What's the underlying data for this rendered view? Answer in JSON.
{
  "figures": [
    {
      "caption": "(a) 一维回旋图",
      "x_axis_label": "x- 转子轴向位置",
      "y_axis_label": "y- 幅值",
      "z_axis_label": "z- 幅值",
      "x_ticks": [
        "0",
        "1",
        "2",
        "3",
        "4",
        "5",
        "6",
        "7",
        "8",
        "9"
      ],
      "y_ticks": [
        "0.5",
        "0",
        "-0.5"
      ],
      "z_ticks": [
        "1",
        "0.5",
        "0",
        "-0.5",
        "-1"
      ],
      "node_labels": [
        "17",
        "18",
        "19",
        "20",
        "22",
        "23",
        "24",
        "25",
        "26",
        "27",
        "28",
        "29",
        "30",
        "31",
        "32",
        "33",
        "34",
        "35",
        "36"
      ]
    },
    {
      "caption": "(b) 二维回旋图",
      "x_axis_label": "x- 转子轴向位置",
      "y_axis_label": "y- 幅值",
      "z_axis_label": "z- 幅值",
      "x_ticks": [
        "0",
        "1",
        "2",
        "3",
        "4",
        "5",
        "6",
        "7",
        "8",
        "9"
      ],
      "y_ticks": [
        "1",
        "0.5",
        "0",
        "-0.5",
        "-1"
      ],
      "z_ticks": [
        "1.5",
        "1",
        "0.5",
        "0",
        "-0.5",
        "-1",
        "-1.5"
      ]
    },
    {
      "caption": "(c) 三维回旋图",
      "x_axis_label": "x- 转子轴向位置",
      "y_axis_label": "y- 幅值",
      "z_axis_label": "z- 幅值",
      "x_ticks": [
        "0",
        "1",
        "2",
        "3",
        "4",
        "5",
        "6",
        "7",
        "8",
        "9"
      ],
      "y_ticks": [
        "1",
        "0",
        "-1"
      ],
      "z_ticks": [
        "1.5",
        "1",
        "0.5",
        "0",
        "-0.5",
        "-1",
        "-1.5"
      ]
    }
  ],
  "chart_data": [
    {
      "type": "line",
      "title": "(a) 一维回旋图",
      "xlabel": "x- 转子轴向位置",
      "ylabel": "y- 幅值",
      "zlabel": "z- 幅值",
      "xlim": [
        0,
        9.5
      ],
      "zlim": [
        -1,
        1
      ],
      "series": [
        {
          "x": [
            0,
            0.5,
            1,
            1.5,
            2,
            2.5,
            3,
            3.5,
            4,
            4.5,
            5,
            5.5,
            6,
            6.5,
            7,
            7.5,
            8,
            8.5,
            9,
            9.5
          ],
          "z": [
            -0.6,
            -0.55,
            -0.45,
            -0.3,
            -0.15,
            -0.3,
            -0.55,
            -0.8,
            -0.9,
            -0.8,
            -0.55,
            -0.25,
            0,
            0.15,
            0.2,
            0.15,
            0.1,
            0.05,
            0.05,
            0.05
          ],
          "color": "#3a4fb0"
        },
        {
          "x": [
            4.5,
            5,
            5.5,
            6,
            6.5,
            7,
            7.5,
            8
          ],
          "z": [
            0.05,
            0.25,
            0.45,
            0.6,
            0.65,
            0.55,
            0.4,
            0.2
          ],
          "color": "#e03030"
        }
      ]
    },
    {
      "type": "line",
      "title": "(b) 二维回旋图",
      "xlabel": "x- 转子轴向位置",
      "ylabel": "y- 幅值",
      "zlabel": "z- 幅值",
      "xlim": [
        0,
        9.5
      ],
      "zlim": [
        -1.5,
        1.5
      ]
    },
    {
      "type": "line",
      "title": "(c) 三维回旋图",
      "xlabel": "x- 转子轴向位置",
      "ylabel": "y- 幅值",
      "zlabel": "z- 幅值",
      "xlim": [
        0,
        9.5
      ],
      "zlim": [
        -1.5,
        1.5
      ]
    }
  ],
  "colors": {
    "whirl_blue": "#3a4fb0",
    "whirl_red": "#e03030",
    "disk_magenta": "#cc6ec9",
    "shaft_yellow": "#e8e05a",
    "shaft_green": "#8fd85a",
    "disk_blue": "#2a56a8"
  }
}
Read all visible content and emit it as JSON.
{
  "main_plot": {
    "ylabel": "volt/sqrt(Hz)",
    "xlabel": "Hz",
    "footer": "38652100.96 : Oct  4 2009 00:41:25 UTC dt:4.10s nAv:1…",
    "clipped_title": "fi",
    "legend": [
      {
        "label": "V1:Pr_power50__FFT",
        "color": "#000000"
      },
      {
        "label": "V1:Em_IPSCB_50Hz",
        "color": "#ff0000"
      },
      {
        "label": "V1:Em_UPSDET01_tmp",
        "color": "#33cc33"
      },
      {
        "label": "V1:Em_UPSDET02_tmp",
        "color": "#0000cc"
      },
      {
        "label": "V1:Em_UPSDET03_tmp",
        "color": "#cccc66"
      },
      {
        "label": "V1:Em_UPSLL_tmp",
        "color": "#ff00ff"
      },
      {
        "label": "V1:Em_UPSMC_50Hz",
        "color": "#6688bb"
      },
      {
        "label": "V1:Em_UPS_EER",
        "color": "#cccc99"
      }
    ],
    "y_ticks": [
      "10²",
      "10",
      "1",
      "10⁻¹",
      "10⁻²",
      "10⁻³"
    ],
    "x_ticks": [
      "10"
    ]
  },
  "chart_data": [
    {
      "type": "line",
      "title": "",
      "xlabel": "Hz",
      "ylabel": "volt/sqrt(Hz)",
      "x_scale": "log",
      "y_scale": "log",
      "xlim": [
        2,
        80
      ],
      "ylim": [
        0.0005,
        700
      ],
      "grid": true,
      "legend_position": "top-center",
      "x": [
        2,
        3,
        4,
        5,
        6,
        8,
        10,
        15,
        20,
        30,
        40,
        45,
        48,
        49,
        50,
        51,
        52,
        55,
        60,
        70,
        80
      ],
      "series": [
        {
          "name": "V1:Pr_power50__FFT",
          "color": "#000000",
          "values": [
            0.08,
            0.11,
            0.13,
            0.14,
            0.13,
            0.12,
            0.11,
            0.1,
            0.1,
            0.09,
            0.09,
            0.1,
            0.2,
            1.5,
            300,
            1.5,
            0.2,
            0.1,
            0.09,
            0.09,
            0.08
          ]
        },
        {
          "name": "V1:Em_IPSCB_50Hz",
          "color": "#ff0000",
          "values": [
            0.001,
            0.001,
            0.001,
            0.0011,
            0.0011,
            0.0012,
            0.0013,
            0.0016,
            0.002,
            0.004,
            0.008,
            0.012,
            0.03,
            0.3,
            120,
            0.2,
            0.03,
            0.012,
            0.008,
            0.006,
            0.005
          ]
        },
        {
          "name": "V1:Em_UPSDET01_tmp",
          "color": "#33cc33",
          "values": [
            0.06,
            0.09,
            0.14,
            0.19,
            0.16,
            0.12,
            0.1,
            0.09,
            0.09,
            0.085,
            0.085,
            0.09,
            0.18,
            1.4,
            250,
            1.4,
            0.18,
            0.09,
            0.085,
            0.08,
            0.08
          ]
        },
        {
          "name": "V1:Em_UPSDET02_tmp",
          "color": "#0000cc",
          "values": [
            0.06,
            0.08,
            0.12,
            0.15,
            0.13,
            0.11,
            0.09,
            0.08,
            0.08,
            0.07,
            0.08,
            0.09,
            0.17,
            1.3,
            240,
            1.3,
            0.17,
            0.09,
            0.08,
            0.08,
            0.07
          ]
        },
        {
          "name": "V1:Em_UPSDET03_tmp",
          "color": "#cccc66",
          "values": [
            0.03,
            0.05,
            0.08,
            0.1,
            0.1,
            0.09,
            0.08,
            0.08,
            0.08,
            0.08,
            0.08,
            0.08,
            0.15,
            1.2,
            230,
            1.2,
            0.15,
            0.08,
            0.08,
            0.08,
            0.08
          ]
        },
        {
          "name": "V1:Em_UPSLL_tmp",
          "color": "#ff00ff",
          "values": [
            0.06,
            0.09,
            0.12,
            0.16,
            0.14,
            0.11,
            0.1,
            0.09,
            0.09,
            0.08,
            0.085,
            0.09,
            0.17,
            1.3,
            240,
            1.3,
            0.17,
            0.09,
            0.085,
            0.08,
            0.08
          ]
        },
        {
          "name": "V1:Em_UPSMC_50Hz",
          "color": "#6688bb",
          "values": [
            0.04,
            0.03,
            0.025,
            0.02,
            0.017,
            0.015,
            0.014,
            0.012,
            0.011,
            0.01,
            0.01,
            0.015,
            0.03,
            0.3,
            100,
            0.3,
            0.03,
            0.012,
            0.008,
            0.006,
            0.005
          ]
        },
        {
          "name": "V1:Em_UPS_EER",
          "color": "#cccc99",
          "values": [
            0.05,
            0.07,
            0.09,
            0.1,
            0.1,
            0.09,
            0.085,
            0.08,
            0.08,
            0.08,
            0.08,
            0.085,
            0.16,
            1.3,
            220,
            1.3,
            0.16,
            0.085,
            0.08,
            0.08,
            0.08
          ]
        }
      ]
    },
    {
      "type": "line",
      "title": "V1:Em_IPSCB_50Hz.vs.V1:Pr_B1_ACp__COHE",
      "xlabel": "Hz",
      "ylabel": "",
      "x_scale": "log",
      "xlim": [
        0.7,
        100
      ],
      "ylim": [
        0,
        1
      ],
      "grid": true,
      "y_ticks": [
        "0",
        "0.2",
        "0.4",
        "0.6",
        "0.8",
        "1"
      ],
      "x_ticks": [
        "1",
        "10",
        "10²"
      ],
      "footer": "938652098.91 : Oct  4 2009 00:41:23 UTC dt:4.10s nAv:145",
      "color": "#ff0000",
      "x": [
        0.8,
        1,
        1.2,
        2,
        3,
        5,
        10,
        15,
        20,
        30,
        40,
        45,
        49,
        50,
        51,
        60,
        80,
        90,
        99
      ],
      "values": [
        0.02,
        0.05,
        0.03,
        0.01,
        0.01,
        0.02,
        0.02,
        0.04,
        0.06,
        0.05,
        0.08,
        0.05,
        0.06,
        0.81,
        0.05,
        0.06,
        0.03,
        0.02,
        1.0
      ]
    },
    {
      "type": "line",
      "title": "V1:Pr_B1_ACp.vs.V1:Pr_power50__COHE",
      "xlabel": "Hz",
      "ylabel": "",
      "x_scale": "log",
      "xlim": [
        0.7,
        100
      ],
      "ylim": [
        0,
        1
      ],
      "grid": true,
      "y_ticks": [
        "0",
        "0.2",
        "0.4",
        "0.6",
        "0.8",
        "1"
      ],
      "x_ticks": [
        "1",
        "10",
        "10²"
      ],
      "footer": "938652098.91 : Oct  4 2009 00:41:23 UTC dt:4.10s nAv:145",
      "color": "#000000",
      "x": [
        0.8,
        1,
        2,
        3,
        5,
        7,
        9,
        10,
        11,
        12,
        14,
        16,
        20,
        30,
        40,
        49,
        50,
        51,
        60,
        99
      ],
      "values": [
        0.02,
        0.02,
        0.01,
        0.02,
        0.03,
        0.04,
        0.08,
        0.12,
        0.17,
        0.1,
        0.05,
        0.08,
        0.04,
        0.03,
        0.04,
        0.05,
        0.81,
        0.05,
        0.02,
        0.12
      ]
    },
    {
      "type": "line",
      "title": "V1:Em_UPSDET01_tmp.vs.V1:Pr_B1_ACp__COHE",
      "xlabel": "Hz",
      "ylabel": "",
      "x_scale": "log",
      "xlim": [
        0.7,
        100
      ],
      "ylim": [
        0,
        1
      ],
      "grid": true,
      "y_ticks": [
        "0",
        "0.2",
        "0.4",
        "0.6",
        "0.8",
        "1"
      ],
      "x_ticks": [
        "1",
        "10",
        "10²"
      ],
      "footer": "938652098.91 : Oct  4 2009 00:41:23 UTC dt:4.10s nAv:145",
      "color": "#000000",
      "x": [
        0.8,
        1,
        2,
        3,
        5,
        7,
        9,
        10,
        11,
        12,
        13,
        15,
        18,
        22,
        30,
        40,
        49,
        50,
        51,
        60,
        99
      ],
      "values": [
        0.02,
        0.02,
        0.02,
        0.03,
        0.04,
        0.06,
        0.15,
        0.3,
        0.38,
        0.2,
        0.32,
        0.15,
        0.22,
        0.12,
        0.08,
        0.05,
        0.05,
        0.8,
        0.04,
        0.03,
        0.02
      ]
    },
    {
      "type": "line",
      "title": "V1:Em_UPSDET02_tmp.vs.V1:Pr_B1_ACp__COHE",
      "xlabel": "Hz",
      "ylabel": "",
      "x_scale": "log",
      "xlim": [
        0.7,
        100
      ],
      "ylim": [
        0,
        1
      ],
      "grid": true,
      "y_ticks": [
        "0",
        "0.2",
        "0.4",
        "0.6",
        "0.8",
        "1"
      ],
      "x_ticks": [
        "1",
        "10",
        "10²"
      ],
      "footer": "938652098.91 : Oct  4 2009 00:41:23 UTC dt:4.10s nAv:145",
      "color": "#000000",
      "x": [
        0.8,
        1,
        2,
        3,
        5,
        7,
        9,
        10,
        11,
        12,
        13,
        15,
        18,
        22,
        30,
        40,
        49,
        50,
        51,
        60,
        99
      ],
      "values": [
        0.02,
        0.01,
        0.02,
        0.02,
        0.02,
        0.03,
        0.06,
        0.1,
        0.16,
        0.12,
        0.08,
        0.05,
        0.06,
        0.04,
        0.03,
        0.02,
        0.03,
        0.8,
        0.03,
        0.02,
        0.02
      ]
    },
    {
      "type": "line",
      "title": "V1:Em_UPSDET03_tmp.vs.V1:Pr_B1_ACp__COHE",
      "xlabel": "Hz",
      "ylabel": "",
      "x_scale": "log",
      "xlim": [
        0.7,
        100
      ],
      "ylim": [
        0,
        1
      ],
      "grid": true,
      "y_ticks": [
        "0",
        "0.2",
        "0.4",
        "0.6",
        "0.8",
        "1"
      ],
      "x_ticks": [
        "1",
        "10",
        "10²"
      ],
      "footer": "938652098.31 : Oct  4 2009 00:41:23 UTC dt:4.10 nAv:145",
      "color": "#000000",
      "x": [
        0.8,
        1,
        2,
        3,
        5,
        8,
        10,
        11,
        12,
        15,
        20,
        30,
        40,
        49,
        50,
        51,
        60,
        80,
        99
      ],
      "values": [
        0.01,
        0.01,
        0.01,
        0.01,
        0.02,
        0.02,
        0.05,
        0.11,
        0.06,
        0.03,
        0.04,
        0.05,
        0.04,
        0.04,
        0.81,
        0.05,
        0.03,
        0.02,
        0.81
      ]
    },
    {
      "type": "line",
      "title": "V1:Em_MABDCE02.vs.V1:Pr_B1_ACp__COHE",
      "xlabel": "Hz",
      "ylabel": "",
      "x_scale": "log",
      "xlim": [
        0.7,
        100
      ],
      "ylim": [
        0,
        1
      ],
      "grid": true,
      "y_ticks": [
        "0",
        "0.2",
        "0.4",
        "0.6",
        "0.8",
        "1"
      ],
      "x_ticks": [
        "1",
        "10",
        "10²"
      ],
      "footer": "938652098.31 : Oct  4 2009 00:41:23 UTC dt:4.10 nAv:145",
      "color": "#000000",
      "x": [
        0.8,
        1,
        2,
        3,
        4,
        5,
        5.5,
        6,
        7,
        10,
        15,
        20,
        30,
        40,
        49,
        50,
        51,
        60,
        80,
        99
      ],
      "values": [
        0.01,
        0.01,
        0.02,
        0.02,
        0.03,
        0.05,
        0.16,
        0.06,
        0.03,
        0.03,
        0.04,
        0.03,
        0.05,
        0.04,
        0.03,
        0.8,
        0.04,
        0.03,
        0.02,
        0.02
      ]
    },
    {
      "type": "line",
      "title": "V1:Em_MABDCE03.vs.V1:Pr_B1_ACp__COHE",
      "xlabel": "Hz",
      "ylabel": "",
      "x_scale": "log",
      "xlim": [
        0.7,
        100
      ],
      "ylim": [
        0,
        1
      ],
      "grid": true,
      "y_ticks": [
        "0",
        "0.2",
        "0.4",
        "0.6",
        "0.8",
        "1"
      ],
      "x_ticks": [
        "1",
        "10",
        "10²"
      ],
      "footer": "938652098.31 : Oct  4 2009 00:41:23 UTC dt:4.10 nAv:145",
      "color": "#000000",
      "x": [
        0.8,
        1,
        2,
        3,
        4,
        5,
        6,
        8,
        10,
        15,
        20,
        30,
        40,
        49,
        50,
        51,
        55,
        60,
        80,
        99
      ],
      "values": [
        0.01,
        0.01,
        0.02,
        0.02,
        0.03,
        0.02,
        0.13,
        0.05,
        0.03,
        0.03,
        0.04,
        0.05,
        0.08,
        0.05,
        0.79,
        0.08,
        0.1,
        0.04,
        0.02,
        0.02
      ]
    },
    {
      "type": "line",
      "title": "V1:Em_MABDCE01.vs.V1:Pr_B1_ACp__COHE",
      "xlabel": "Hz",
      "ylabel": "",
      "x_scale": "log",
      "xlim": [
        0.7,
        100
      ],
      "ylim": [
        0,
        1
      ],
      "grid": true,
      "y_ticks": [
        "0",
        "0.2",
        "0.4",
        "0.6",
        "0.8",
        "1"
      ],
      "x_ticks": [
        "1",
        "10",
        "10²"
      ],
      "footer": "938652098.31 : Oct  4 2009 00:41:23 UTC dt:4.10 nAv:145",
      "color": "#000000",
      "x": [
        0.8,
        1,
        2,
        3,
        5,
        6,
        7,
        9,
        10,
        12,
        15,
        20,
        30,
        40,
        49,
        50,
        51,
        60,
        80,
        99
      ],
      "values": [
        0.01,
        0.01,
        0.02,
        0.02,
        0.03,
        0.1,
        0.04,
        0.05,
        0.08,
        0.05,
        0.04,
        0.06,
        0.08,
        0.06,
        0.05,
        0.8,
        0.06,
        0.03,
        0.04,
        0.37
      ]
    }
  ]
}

* _EXERCISE TASK_
Out of the material above, select every line that holds the string "caption".

* _FINISHED EXERCISE_
      "caption": "(a) 一维回旋图",
      "caption": "(b) 二维回旋图",
      "caption": "(c) 三维回旋图",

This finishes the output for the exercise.